Exercise goal:
Read through the entries below and return each line with the word "بخشها".

Recorded data
· · · · ·

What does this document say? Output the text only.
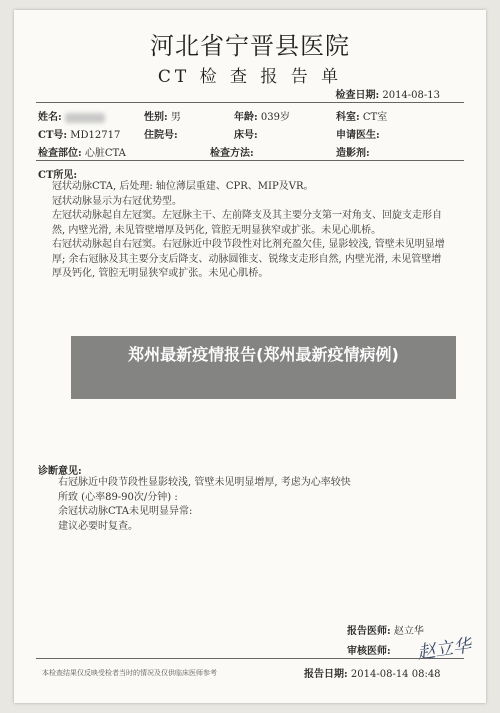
河北省宁晋县医院
CT 检 查 报 告 单
检查日期: 2014-08-13
姓名:	性别: 男	年龄: 039岁	科室: CT室
CT号: MD12717 住院号:	床号:	申请医生:
检查部位: 心脏CTA	检查方法:	造影剂:
CT所见:

冠状动脉CTA, 后处理: 轴位薄层重建、CPR、MIP及VR。

冠状动脉显示为右冠优势型。

左冠状动脉起自左冠窦。左冠脉主干、左前降支及其主要分支第一对角支、回旋支走形自然, 内壁光滑, 未见管壁增厚及钙化, 管腔无明显狭窄或扩张。未见心肌桥。

右冠状动脉起自右冠窦。右冠脉近中段节段性对比剂充盈欠佳, 显影较浅, 管壁未见明显增厚; 余右冠脉及其主要分支后降支、动脉圆锥支、锐缘支走形自然, 内壁光滑, 未见管壁增厚及钙化, 管腔无明显狭窄或扩张。未见心肌桥。

郑州最新疫情报告(郑州最新疫情病例)
诊断意见:

右冠脉近中段节段性显影较浅, 管壁未见明显增厚, 考虑为心率较快

所致 (心率89-90次/分钟) :

余冠状动脉CTA未见明显异常:

建议必要时复查。

报告医师: 赵立华
审核医师: 赵立华
本检查结果仅反映受检者当时的情况及仅供临床医师参考	报告日期: 2014-08-14 08:48
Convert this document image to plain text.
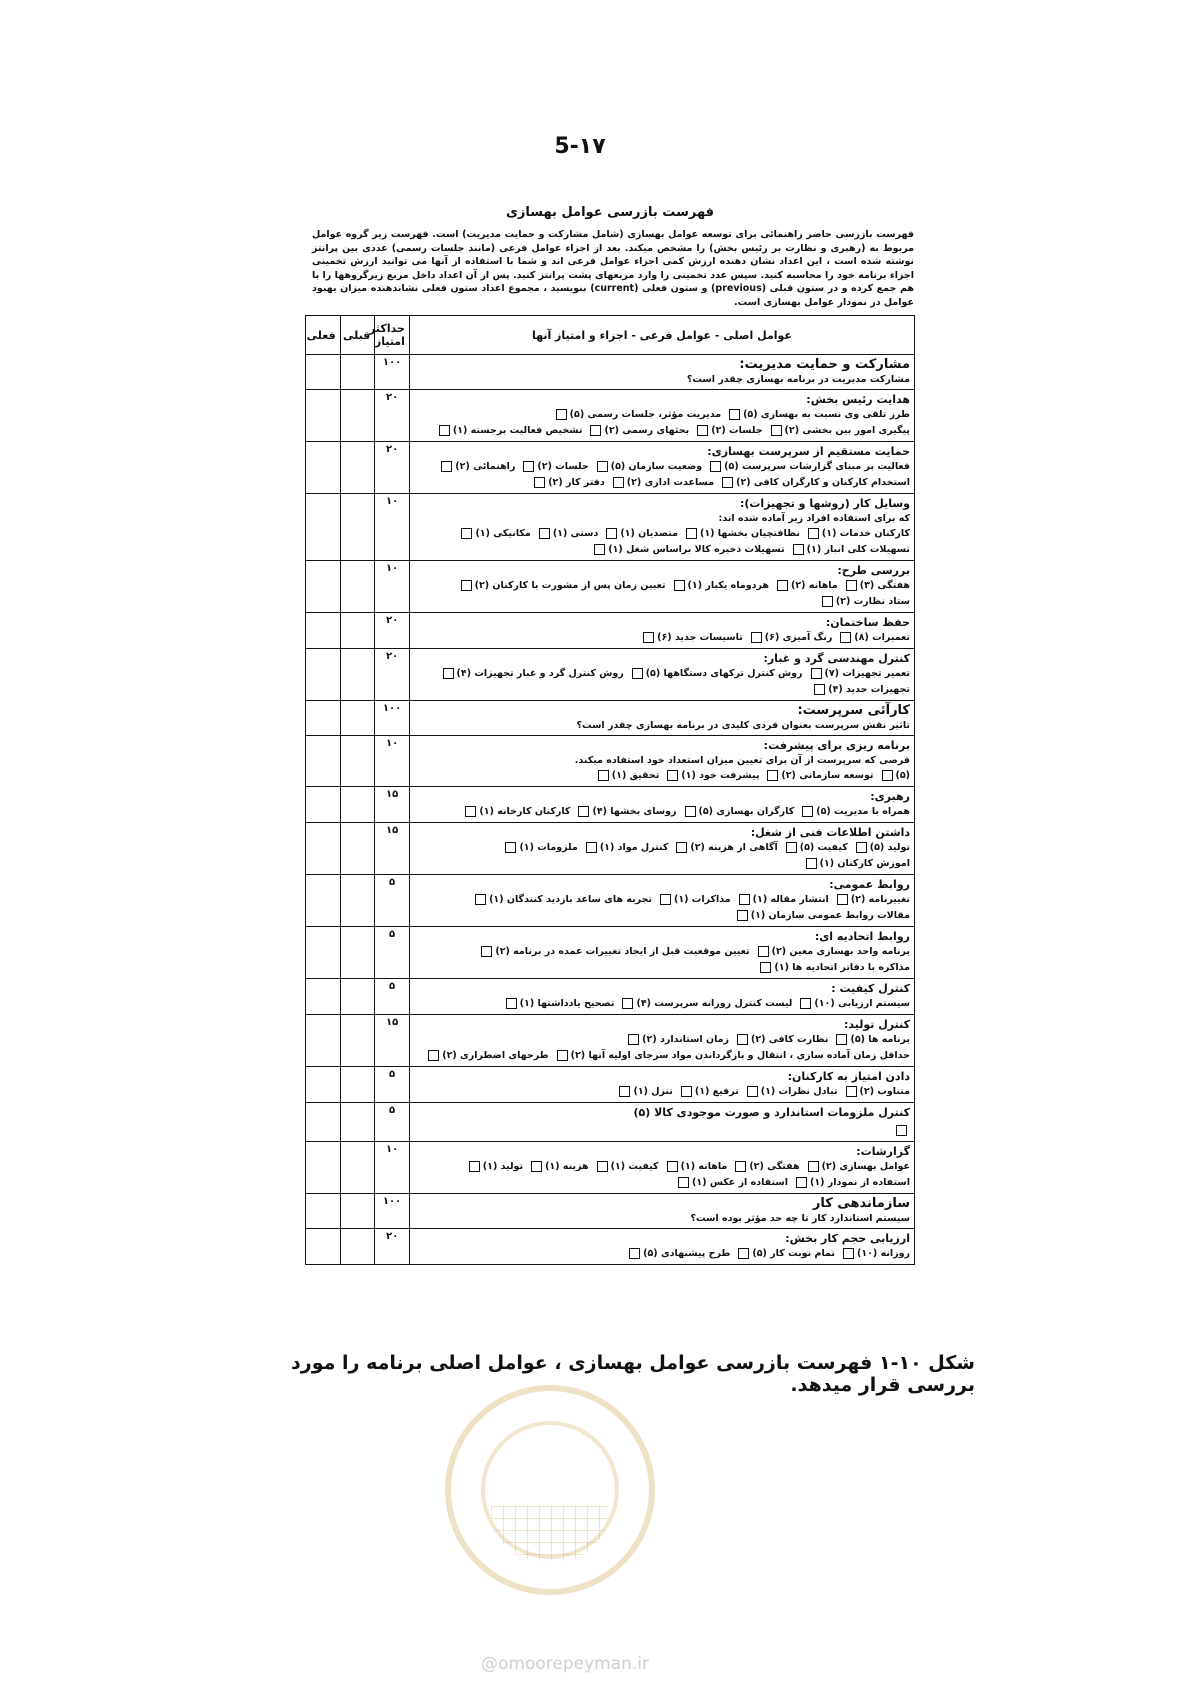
5-۱۷
فهرست بازرسی عوامل بهسازی
فهرست بازرسی حاضر راهنمائی برای توسعه عوامل بهسازی (شامل مشارکت و حمایت مدیریت) است. فهرست زیر گروه عوامل مربوط به (رهبری و نظارت بر رئیس بخش) را مشخص میکند. بعد از اجزاء عوامل فرعی (مانند جلسات رسمی) عددی بین پرانتز نوشته شده است ، این اعداد نشان دهنده ارزش کمی اجزاء عوامل فرعی اند و شما با استفاده از آنها می توانید ارزش تخمینی اجزاء برنامه خود را محاسبه کنید. سپس عدد تخمینی را وارد مربعهای پشت پرانتز کنید. پس از آن اعداد داخل مربع زیرگروهها را با هم جمع کرده و در ستون قبلی (previous) و ستون فعلی (current) بنویسید ، مجموع اعداد ستون فعلی نشاندهنده میزان بهبود عوامل در نمودار عوامل بهسازی است.
عوامل اصلی - عوامل فرعی - اجزاء و امتیاز آنها	حداکثر امتیاز	قبلی	فعلی

مشارکت و حمایت مدیریت:
مشارکت مدیریت در برنامه بهسازی چقدر است؟	۱۰۰		

هدایت رئیس بخش:
طرز تلقی وی نسبت به بهسازی (۵)مدیریت مؤثر، جلسات رسمی (۵)پیگیری امور بین بخشی (۲)جلسات (۲)بحثهای رسمی (۲)تشخیص فعالیت برجسته (۱)	۲۰		

حمایت مستقیم از سرپرست بهسازی:
فعالیت بر مبنای گزارشات سرپرست (۵)وضعیت سازمان (۵)جلسات (۲)راهنمائی (۲)استخدام کارکنان و کارگران کافی (۲)مساعدت اداری (۲)دفتر کار (۲)	۲۰		

وسایل کار (روشها و تجهیزات):
که برای استفاده افراد زیر آماده شده اند:
کارکنان خدمات (۱)نظافتچیان بخشها (۱)متصدیان (۱)دستی (۱)مکانیکی (۱)تسهیلات کلی انبار (۱)تسهیلات ذخیره کالا براساس شغل (۱)	۱۰		

بررسی طرح:
هفتگی (۳)ماهانه (۲)هردوماه یکبار (۱)تعیین زمان پس از مشورت با کارکنان (۲)ستاد نظارت (۲)	۱۰		

حفظ ساختمان:
تعمیرات (۸)رنگ آمیزی (۶)تاسیسات جدید (۶)	۲۰		

کنترل مهندسی گرد و غبار:
تعمیر تجهیزات (۷)روش کنترل ترکهای دستگاهها (۵)روش کنترل گرد و غبار تجهیزات (۴)تجهیزات جدید (۴)	۲۰		

کارآئی سرپرست:
تاثیر نقش سرپرست بعنوان فردی کلیدی در برنامه بهسازی چقدر است؟	۱۰۰		

برنامه ریزی برای پیشرفت:
فرصی که سرپرست از آن برای تعیین میزان استعداد خود استفاده میکند.
(۵)توسعه سازمانی (۲)پیشرفت خود (۱)تحقیق (۱)	۱۰		

رهبری:
همراه با مدیریت (۵)کارگران بهسازی (۵)روسای بخشها (۴)کارکنان کارخانه (۱)	۱۵		

داشتن اطلاعات فنی از شغل:
تولید (۵)کیفیت (۵)آگاهی از هزینه (۲)کنترل مواد (۱)ملزومات (۱)اموزش کارکنان (۱)	۱۵		

روابط عمومی:
تغییرنامه (۲)انتشار مقاله (۱)مذاکرات (۱)تجربه های ساعد بازدید کنندگان (۱)مقالات روابط عمومی سازمان (۱)	۵		

روابط اتحادیه ای:
برنامه واحد بهسازی معین (۲)تعیین موقعیت قبل از ایجاد تغییرات عمده در برنامه (۲)مذاکره با دفاتر اتحادیه ها (۱)	۵		

کنترل کیفیت :
سیستم ارزیابی (۱۰)لیست کنترل روزانه سرپرست (۴)تصحیح یادداشتها (۱)	۵		

کنترل تولید:
برنامه ها (۵)نظارت کافی (۲)زمان استاندارد (۲)حداقل زمان آماده سازی ، انتقال و بازگرداندن مواد سرجای اولیه آنها (۲)طرحهای اضطراری (۲)	۱۵		

دادن امتیاز به کارکنان:
متناوب (۲)تبادل نظرات (۱)ترفیع (۱)تنزل (۱)	۵		

کنترل ملزومات استاندارد و صورت موجودی کالا (۵)	۵		

گزارشات:
عوامل بهسازی (۲)هفتگی (۲)ماهانه (۱)کیفیت (۱)هزینه (۱)تولید (۱)استفاده از نمودار (۱)استفاده از عکس (۱)	۱۰		

سازماندهی کار
سیستم استاندارد کار تا چه حد مؤثر بوده است؟	۱۰۰		

ارزیابی حجم کار بخش:
روزانه (۱۰)تمام نوبت کار (۵)طرح پیشنهادی (۵)	۲۰		
شکل ۱۰-۱ فهرست بازرسی عوامل بهسازی ، عوامل اصلی برنامه را مورد بررسی قرار میدهد.
@omoorepeyman.ir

· · · · ·

Task output:
کارکنان خدمات (۱)نظافتچیان بخشها (۱)متصدیان (۱)دستی (۱)مکانیکی (۱)تسهیلات کلی انبار (۱)تسهیلات ذخیره کالا براساس شغل (۱)	۱۰		
همراه با مدیریت (۵)کارگران بهسازی (۵)روسای بخشها (۴)کارکنان کارخانه (۱)	۱۵		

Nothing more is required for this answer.